▶ [RECORDS SHOWN]:
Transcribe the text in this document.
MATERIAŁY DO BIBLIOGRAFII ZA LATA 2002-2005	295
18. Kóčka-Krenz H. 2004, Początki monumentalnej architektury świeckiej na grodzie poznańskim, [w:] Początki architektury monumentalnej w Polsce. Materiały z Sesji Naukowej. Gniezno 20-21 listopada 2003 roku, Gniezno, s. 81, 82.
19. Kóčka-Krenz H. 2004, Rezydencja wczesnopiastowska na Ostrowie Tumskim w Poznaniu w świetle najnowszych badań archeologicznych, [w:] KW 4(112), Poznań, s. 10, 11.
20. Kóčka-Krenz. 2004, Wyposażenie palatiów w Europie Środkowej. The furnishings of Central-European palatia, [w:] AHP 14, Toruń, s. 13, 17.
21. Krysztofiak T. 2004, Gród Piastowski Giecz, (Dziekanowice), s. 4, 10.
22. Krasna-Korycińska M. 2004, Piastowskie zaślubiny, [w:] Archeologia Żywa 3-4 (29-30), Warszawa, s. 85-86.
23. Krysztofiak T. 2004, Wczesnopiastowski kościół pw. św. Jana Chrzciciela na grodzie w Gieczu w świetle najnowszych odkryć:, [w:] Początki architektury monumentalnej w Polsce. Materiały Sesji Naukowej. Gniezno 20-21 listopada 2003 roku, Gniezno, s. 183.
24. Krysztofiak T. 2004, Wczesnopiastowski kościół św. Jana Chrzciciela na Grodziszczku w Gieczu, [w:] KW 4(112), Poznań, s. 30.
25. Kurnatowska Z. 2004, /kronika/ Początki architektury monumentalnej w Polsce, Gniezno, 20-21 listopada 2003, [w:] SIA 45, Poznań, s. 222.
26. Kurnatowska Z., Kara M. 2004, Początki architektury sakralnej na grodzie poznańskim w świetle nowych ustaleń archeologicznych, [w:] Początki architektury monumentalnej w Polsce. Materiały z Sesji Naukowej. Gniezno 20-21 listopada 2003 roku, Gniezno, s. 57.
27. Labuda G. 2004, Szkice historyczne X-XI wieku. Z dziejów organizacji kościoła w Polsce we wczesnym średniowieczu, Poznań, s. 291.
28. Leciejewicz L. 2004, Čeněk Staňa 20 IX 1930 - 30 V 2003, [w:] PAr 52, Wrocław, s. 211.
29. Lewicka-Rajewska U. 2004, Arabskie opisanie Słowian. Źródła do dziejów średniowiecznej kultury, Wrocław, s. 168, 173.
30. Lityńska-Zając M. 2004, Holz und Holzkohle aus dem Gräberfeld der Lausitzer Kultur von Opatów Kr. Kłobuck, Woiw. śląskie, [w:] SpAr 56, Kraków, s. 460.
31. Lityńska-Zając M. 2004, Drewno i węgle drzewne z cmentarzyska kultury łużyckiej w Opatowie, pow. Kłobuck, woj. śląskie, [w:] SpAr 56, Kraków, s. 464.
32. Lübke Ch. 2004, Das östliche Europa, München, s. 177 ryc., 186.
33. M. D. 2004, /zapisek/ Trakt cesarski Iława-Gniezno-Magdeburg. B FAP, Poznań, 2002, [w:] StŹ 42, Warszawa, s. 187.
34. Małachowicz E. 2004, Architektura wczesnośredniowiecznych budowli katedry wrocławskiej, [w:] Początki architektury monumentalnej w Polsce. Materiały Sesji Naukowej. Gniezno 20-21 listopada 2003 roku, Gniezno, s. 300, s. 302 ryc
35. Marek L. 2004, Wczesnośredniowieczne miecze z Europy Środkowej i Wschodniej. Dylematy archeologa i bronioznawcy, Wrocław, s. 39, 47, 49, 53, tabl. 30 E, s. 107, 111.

▶ [WORK INSTRUCTIONS]: Above are the records; copy all of them exactly.

▶ [RESULT FOR THIS TASK]:
Transcribe the text in this document.
MATERIAŁY DO BIBLIOGRAFII ZA LATA 2002-2005	295
18. Kóčka-Krenz H. 2004, Początki monumentalnej architektury świeckiej na grodzie poznańskim, [w:] Początki architektury monumentalnej w Polsce. Materiały z Sesji Naukowej. Gniezno 20-21 listopada 2003 roku, Gniezno, s. 81, 82.
19. Kóčka-Krenz H. 2004, Rezydencja wczesnopiastowska na Ostrowie Tumskim w Poznaniu w świetle najnowszych badań archeologicznych, [w:] KW 4(112), Poznań, s. 10, 11.
20. Kóčka-Krenz. 2004, Wyposażenie palatiów w Europie Środkowej. The furnishings of Central-European palatia, [w:] AHP 14, Toruń, s. 13, 17.
21. Krysztofiak T. 2004, Gród Piastowski Giecz, (Dziekanowice), s. 4, 10.
22. Krasna-Korycińska M. 2004, Piastowskie zaślubiny, [w:] Archeologia Żywa 3-4 (29-30), Warszawa, s. 85-86.
23. Krysztofiak T. 2004, Wczesnopiastowski kościół pw. św. Jana Chrzciciela na grodzie w Gieczu w świetle najnowszych odkryć:, [w:] Początki architektury monumentalnej w Polsce. Materiały Sesji Naukowej. Gniezno 20-21 listopada 2003 roku, Gniezno, s. 183.
24. Krysztofiak T. 2004, Wczesnopiastowski kościół św. Jana Chrzciciela na Grodziszczku w Gieczu, [w:] KW 4(112), Poznań, s. 30.
25. Kurnatowska Z. 2004, /kronika/ Początki architektury monumentalnej w Polsce, Gniezno, 20-21 listopada 2003, [w:] SIA 45, Poznań, s. 222.
26. Kurnatowska Z., Kara M. 2004, Początki architektury sakralnej na grodzie poznańskim w świetle nowych ustaleń archeologicznych, [w:] Początki architektury monumentalnej w Polsce. Materiały z Sesji Naukowej. Gniezno 20-21 listopada 2003 roku, Gniezno, s. 57.
27. Labuda G. 2004, Szkice historyczne X-XI wieku. Z dziejów organizacji kościoła w Polsce we wczesnym średniowieczu, Poznań, s. 291.
28. Leciejewicz L. 2004, Čeněk Staňa 20 IX 1930 - 30 V 2003, [w:] PAr 52, Wrocław, s. 211.
29. Lewicka-Rajewska U. 2004, Arabskie opisanie Słowian. Źródła do dziejów średniowiecznej kultury, Wrocław, s. 168, 173.
30. Lityńska-Zając M. 2004, Holz und Holzkohle aus dem Gräberfeld der Lausitzer Kultur von Opatów Kr. Kłobuck, Woiw. śląskie, [w:] SpAr 56, Kraków, s. 460.
31. Lityńska-Zając M. 2004, Drewno i węgle drzewne z cmentarzyska kultury łużyckiej w Opatowie, pow. Kłobuck, woj. śląskie, [w:] SpAr 56, Kraków, s. 464.
32. Lübke Ch. 2004, Das östliche Europa, München, s. 177 ryc., 186.
33. M. D. 2004, /zapisek/ Trakt cesarski Iława-Gniezno-Magdeburg. B FAP, Poznań, 2002, [w:] StŹ 42, Warszawa, s. 187.
34. Małachowicz E. 2004, Architektura wczesnośredniowiecznych budowli katedry wrocławskiej, [w:] Początki architektury monumentalnej w Polsce. Materiały Sesji Naukowej. Gniezno 20-21 listopada 2003 roku, Gniezno, s. 300, s. 302 ryc
35. Marek L. 2004, Wczesnośredniowieczne miecze z Europy Środkowej i Wschodniej. Dylematy archeologa i bronioznawcy, Wrocław, s. 39, 47, 49, 53, tabl. 30 E, s. 107, 111.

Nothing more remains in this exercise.